*Task directions:* Look over the lines below. Report each one that includes the string "заявление".

** START Data for this exercise **

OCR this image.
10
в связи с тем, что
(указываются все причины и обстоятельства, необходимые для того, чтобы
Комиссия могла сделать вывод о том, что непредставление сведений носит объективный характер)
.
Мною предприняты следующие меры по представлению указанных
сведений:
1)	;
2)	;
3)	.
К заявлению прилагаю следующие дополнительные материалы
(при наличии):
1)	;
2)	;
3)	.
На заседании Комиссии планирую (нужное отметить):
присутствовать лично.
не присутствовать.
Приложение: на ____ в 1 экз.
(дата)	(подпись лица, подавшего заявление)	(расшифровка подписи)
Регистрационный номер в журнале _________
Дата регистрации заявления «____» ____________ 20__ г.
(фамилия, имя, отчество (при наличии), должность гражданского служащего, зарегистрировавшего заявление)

** END Data for this exercise **
** START Data for this exercise **

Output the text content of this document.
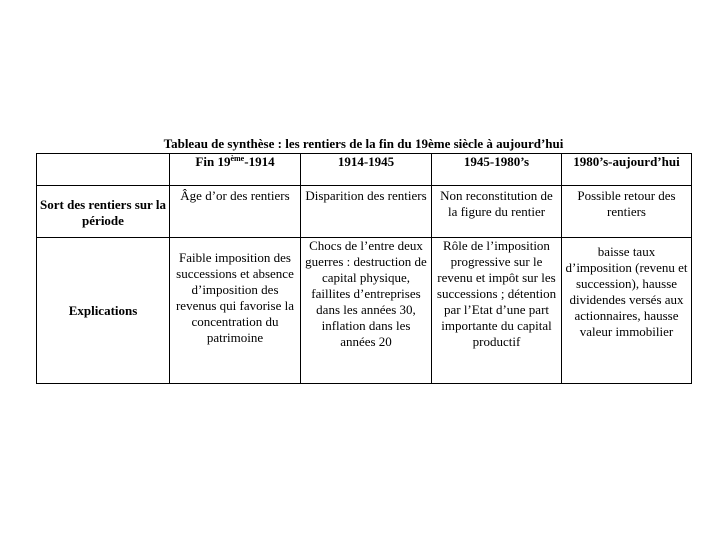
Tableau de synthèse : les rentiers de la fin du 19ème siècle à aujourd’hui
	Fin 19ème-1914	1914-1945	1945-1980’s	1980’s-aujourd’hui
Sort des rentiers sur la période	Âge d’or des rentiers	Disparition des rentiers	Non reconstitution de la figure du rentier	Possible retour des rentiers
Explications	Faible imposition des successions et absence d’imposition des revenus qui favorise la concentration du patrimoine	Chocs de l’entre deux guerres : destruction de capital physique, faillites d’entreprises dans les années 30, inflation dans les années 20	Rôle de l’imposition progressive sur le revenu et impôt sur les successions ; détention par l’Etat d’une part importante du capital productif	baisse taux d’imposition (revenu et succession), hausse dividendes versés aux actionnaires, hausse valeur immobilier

** END Data for this exercise **

*Finished answer:*
(дата)	(подпись лица, подавшего заявление)	(расшифровка подписи)
(фамилия, имя, отчество (при наличии), должность гражданского служащего, зарегистрировавшего заявление)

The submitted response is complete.